**TASK GOAL**
Your task is to transcribe all of the data below exactly, omitting the images.

---------- DATASET ENTRIES ----------

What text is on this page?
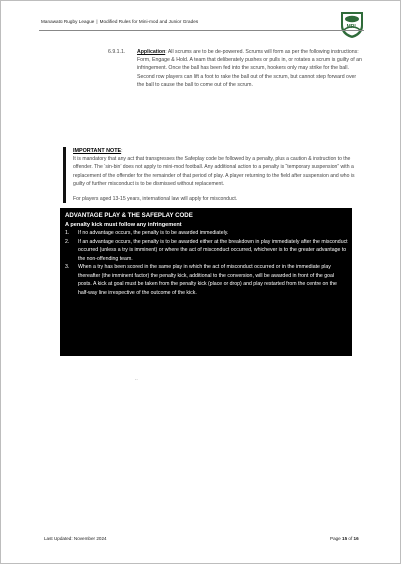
Manawatū Rugby League | Modified Rules for Mini-mod and Junior Grades
MRL
6.9.1.1. Application: All scrums are to be de-powered. Scrums will form as per the following instructions: Form, Engage & Hold. A team that deliberately pushes or pulls in, or rotates a scrum is guilty of an infringement. Once the ball has been fed into the scrum, hookers only may strike for the ball. Second row players can lift a foot to rake the ball out of the scrum, but cannot step forward over the ball to cause the ball to come out of the scrum.

IMPORTANT NOTE:

It is mandatory that any act that transgresses the Safeplay code be followed by a penalty, plus a caution & instruction to the offender. The ‘sin-bin’ does not apply to mini-mod football. Any additional action to a penalty is “temporary suspension” with a replacement of the offender for the remainder of that period of play. A player returning to the field after suspension and who is guilty of further misconduct is to be dismissed without replacement.

For players aged 13-15 years, international law will apply for misconduct.

ADVANTAGE PLAY & THE SAFEPLAY CODE
A penalty kick must follow any infringement
1. If no advantage occurs, the penalty is to be awarded immediately.
2. If an advantage occurs, the penalty is to be awarded either at the breakdown in play immediately after the misconduct occurred (unless a try is imminent) or where the act of misconduct occurred, whichever is to the greater advantage to the non-offending team.
3. When a try has been scored in the same play in which the act of misconduct occurred or in the immediate play thereafter (the imminent factor) the penalty kick, additional to the conversion, will be awarded in front of the goal posts. A kick at goal must be taken from the penalty kick (place or drop) and play restarted from the centre on the half-way line irrespective of the outcome of the kick.
..
Last Updated: November 2024	Page 15 of 16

----------

**EXERCISE ANSWER**
What text is on this page?
Manawatū Rugby League | Modified Rules for Mini-mod and Junior Grades
MRL
6.9.1.1. Application: All scrums are to be de-powered. Scrums will form as per the following instructions: Form, Engage & Hold. A team that deliberately pushes or pulls in, or rotates a scrum is guilty of an infringement. Once the ball has been fed into the scrum, hookers only may strike for the ball. Second row players can lift a foot to rake the ball out of the scrum, but cannot step forward over the ball to cause the ball to come out of the scrum.

IMPORTANT NOTE:

It is mandatory that any act that transgresses the Safeplay code be followed by a penalty, plus a caution & instruction to the offender. The ‘sin-bin’ does not apply to mini-mod football. Any additional action to a penalty is “temporary suspension” with a replacement of the offender for the remainder of that period of play. A player returning to the field after suspension and who is guilty of further misconduct is to be dismissed without replacement.

For players aged 13-15 years, international law will apply for misconduct.

ADVANTAGE PLAY & THE SAFEPLAY CODE
A penalty kick must follow any infringement
1. If no advantage occurs, the penalty is to be awarded immediately.
2. If an advantage occurs, the penalty is to be awarded either at the breakdown in play immediately after the misconduct occurred (unless a try is imminent) or where the act of misconduct occurred, whichever is to the greater advantage to the non-offending team.
3. When a try has been scored in the same play in which the act of misconduct occurred or in the immediate play thereafter (the imminent factor) the penalty kick, additional to the conversion, will be awarded in front of the goal posts. A kick at goal must be taken from the penalty kick (place or drop) and play restarted from the centre on the half-way line irrespective of the outcome of the kick.
..
Last Updated: November 2024	Page 15 of 16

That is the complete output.